━━━━━ DATA EXTRACT ━━━━━

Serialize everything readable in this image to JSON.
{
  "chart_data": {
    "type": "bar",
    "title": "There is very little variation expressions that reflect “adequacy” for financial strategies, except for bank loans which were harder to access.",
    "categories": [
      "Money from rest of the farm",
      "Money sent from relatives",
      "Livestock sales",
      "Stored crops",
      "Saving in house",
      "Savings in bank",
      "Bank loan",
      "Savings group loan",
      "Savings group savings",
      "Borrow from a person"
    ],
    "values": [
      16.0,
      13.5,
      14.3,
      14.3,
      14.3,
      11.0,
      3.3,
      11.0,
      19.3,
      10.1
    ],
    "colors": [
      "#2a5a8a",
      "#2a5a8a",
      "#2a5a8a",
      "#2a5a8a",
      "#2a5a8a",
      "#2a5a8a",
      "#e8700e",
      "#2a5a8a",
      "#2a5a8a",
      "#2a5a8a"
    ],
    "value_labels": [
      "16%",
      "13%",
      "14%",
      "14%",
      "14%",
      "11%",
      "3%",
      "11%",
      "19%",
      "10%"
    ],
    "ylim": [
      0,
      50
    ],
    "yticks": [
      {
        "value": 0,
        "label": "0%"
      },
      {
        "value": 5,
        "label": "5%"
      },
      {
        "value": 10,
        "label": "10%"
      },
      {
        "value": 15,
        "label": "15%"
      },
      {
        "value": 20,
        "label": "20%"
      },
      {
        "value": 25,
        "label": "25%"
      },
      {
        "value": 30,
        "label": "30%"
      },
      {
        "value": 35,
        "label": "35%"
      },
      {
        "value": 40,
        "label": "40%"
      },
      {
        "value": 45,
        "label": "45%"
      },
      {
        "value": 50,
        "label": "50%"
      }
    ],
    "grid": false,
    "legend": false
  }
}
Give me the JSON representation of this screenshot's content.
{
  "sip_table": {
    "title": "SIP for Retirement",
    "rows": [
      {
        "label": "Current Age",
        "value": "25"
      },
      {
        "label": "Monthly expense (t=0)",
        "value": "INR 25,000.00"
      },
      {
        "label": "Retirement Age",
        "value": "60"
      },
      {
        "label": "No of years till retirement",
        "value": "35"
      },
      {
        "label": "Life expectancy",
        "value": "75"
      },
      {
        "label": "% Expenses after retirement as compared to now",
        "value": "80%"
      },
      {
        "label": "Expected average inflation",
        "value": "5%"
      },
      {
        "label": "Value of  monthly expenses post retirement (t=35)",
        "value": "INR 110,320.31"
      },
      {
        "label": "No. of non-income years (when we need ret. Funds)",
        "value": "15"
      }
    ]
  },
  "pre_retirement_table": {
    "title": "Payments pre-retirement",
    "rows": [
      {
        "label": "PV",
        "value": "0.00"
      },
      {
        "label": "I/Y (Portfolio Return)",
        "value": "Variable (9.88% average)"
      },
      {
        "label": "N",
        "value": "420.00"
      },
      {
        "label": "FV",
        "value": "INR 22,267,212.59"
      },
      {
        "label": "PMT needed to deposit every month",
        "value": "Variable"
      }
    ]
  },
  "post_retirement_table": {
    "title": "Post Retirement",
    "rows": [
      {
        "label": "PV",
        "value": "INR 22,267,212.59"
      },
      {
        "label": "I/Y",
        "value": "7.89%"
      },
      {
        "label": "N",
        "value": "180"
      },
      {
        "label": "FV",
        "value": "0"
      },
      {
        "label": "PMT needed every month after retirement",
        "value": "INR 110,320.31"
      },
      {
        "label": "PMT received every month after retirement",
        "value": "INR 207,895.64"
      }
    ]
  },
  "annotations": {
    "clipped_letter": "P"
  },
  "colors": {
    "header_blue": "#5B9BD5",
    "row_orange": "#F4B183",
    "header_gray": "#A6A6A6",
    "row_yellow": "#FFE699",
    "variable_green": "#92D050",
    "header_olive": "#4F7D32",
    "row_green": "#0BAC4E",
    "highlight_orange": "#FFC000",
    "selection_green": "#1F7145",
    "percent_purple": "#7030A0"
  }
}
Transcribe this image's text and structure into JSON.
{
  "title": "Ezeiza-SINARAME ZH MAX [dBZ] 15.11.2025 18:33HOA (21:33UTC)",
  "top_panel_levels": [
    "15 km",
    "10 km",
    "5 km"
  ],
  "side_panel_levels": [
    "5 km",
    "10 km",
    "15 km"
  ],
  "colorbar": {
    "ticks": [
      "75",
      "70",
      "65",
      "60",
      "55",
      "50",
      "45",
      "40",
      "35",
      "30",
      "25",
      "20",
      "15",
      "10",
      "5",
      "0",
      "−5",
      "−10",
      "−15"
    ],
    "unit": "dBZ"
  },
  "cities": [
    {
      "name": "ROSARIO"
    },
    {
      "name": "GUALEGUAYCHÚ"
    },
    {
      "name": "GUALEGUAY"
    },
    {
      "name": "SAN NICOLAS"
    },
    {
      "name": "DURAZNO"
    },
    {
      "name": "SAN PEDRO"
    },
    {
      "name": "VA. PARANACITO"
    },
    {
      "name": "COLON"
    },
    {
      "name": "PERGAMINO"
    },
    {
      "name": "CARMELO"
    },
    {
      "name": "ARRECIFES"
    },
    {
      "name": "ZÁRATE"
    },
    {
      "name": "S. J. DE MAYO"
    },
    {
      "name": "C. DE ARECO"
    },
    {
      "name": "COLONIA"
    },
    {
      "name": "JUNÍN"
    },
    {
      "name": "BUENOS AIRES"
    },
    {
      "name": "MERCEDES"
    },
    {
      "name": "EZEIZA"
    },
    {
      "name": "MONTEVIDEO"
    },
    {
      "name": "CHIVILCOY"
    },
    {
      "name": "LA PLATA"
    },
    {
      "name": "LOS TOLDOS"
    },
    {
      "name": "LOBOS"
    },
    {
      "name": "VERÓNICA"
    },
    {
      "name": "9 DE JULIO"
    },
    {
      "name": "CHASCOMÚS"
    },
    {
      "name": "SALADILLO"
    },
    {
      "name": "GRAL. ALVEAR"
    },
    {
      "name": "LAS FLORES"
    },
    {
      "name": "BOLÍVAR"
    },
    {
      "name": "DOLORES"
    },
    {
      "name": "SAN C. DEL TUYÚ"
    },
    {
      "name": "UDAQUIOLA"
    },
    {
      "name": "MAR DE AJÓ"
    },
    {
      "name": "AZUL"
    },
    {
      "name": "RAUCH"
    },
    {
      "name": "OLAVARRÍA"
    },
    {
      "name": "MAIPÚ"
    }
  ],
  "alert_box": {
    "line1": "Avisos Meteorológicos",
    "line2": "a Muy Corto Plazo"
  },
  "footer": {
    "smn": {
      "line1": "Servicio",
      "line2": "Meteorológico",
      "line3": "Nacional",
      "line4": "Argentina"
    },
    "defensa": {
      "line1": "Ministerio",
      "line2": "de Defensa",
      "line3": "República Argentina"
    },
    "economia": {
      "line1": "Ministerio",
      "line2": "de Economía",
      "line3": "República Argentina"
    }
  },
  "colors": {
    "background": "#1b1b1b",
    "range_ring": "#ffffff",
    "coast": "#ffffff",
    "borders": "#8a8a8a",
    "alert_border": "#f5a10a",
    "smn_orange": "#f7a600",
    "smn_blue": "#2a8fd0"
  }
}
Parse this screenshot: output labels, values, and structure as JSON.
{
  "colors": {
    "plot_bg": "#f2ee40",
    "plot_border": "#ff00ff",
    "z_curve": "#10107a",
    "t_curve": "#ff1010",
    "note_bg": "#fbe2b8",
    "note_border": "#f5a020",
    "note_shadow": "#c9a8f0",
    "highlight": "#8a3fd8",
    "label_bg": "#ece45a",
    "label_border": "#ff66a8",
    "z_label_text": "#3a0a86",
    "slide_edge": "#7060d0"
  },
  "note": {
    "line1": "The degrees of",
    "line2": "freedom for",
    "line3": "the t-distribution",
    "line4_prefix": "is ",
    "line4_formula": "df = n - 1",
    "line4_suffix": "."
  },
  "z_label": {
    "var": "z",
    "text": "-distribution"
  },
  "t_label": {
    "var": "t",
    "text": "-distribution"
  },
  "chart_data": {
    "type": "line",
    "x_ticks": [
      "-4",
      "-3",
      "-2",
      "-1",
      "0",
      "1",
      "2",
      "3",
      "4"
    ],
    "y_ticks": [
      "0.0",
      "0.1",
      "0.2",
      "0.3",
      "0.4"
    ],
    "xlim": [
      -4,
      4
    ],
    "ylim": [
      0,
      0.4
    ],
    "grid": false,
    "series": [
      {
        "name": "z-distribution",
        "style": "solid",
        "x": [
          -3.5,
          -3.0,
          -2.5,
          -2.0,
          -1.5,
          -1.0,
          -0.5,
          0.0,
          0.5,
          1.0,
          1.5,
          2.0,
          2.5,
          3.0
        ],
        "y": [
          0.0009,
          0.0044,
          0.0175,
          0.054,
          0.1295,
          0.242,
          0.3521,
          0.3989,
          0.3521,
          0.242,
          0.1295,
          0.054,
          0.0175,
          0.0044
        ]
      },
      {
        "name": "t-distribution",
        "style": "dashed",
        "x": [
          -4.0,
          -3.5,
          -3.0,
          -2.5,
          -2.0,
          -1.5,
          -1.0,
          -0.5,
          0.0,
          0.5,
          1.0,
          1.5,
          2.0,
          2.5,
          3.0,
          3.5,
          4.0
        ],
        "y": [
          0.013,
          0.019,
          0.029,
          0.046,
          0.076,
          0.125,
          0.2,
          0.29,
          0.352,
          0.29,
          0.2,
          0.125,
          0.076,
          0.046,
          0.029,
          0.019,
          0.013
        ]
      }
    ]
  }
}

━━━━━

Your answer should be a single number: how many lines of the material contain the word "years".

ANSWER BELOW >>
2